THE RECORDS.
++++++

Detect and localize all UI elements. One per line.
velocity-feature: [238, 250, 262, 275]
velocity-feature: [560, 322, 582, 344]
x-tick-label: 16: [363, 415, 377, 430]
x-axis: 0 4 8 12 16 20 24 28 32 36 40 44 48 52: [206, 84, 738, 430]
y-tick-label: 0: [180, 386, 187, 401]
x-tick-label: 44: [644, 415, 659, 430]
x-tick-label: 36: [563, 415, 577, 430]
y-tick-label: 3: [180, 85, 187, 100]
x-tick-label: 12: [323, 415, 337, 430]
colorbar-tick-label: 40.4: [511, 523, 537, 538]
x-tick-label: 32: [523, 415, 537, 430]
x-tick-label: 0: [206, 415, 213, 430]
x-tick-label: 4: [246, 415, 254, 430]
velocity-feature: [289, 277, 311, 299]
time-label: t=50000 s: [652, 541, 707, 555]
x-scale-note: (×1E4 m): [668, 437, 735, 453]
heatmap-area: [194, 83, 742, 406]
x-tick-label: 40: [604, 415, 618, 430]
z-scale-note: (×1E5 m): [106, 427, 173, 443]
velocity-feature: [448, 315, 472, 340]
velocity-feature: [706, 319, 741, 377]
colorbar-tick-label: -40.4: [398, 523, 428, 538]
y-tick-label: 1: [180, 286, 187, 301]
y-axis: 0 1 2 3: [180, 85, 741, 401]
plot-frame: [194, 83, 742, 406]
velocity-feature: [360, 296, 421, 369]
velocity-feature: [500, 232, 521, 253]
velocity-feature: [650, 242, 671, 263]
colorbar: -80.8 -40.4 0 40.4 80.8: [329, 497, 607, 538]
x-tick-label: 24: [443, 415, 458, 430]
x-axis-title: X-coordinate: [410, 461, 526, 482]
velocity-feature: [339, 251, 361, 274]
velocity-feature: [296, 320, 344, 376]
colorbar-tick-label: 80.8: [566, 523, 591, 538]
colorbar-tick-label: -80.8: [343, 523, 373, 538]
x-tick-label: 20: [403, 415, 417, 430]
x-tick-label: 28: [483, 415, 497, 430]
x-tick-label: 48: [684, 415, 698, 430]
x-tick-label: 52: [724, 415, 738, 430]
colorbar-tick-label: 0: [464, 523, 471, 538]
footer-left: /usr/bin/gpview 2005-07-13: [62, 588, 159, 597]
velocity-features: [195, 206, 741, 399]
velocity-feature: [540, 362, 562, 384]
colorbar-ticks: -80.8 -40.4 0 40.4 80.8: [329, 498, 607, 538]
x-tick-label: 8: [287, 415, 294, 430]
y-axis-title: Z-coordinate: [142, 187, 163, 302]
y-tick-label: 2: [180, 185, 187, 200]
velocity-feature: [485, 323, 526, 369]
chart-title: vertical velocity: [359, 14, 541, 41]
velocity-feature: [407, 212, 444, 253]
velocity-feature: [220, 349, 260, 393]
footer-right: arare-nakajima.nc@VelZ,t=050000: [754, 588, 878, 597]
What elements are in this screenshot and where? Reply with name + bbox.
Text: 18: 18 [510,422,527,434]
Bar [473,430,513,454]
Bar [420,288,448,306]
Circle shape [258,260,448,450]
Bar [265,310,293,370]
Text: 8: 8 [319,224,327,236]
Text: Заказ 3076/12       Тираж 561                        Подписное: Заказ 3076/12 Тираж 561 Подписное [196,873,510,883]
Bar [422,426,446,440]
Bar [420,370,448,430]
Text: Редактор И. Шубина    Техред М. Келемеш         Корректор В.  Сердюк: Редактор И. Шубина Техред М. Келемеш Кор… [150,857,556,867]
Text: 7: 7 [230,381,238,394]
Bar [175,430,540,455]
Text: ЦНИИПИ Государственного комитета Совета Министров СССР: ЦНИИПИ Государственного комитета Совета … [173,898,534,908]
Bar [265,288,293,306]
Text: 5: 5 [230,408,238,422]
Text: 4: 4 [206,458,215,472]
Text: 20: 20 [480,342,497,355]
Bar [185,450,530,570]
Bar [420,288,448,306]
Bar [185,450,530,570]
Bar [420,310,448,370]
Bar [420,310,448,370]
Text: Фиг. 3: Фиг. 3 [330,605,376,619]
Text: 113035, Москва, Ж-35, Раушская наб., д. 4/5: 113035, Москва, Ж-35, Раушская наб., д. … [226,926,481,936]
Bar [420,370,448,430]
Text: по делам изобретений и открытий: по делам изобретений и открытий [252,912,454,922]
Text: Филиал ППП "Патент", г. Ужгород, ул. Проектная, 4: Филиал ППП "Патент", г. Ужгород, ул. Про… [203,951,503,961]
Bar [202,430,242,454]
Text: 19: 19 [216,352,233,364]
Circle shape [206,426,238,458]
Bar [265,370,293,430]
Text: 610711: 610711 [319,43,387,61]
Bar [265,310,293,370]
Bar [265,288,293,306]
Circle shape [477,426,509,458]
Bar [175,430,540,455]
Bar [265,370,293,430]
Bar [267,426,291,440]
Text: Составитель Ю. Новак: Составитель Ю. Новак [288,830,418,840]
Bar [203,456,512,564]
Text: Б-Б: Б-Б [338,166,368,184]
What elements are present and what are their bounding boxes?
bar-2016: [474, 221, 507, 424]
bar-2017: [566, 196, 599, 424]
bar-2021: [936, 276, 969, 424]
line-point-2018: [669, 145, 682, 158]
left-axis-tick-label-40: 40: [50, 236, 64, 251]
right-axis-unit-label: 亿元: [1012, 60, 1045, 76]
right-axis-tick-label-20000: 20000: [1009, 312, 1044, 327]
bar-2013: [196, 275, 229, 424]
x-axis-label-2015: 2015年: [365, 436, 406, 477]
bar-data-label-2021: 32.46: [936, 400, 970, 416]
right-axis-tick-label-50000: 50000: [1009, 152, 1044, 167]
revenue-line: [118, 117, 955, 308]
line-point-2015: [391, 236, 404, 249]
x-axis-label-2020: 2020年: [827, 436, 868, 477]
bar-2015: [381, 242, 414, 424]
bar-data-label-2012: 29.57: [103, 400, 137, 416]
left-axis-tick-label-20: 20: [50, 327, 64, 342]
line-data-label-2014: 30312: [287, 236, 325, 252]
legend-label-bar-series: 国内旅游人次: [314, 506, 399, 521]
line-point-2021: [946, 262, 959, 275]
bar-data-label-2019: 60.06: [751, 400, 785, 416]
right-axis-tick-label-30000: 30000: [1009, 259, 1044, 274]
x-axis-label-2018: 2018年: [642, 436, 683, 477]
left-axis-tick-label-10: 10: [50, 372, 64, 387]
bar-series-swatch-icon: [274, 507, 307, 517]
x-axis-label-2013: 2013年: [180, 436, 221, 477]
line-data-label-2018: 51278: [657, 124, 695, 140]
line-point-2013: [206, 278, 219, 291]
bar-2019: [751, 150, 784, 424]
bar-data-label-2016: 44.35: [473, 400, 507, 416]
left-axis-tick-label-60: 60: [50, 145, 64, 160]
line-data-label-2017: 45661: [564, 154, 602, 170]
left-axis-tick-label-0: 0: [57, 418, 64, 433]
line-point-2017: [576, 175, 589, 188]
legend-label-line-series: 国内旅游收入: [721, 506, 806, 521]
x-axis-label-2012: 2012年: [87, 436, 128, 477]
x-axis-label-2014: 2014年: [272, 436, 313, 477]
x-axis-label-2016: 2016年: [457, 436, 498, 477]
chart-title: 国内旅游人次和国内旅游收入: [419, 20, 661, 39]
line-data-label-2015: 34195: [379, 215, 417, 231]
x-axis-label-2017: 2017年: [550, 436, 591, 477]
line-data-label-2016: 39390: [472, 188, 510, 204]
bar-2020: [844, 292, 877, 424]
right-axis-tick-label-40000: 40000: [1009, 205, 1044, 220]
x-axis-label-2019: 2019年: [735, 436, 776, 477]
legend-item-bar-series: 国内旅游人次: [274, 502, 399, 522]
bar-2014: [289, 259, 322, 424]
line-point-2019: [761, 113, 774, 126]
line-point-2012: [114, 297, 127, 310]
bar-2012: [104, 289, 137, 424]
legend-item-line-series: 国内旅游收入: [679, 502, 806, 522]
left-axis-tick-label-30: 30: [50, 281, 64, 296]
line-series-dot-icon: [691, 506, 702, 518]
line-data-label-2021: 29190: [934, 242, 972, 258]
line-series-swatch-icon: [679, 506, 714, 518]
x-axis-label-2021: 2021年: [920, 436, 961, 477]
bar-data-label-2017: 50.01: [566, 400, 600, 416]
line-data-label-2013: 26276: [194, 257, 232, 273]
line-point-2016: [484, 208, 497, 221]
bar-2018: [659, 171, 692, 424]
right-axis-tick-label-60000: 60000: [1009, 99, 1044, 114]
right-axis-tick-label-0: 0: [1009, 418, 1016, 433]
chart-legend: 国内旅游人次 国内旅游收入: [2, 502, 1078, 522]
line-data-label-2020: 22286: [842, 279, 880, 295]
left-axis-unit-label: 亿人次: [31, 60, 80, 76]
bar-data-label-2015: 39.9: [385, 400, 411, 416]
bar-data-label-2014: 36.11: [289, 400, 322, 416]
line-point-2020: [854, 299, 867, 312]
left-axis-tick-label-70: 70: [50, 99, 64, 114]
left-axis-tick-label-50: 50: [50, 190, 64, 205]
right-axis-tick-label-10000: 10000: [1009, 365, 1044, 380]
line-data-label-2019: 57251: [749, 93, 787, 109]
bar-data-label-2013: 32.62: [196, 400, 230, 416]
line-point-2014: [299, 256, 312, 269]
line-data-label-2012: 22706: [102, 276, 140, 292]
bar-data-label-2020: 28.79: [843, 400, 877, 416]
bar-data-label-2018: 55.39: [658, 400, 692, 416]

++++++

Reproduce the entries above without any change, from the first line through the line containing "velocity-feature: [706, 319, 741, 377]", including that line.

PROBLEM SOLUTION.
Detect and localize all UI elements. One per line.
velocity-feature: [238, 250, 262, 275]
velocity-feature: [560, 322, 582, 344]
x-tick-label: 16: [363, 415, 377, 430]
x-axis: 0 4 8 12 16 20 24 28 32 36 40 44 48 52: [206, 84, 738, 430]
y-tick-label: 0: [180, 386, 187, 401]
x-tick-label: 44: [644, 415, 659, 430]
x-tick-label: 36: [563, 415, 577, 430]
y-tick-label: 3: [180, 85, 187, 100]
x-tick-label: 12: [323, 415, 337, 430]
colorbar-tick-label: 40.4: [511, 523, 537, 538]
x-tick-label: 32: [523, 415, 537, 430]
x-tick-label: 0: [206, 415, 213, 430]
x-tick-label: 4: [246, 415, 254, 430]
velocity-feature: [289, 277, 311, 299]
time-label: t=50000 s: [652, 541, 707, 555]
x-scale-note: (×1E4 m): [668, 437, 735, 453]
heatmap-area: [194, 83, 742, 406]
x-tick-label: 40: [604, 415, 618, 430]
z-scale-note: (×1E5 m): [106, 427, 173, 443]
velocity-feature: [448, 315, 472, 340]
velocity-feature: [706, 319, 741, 377]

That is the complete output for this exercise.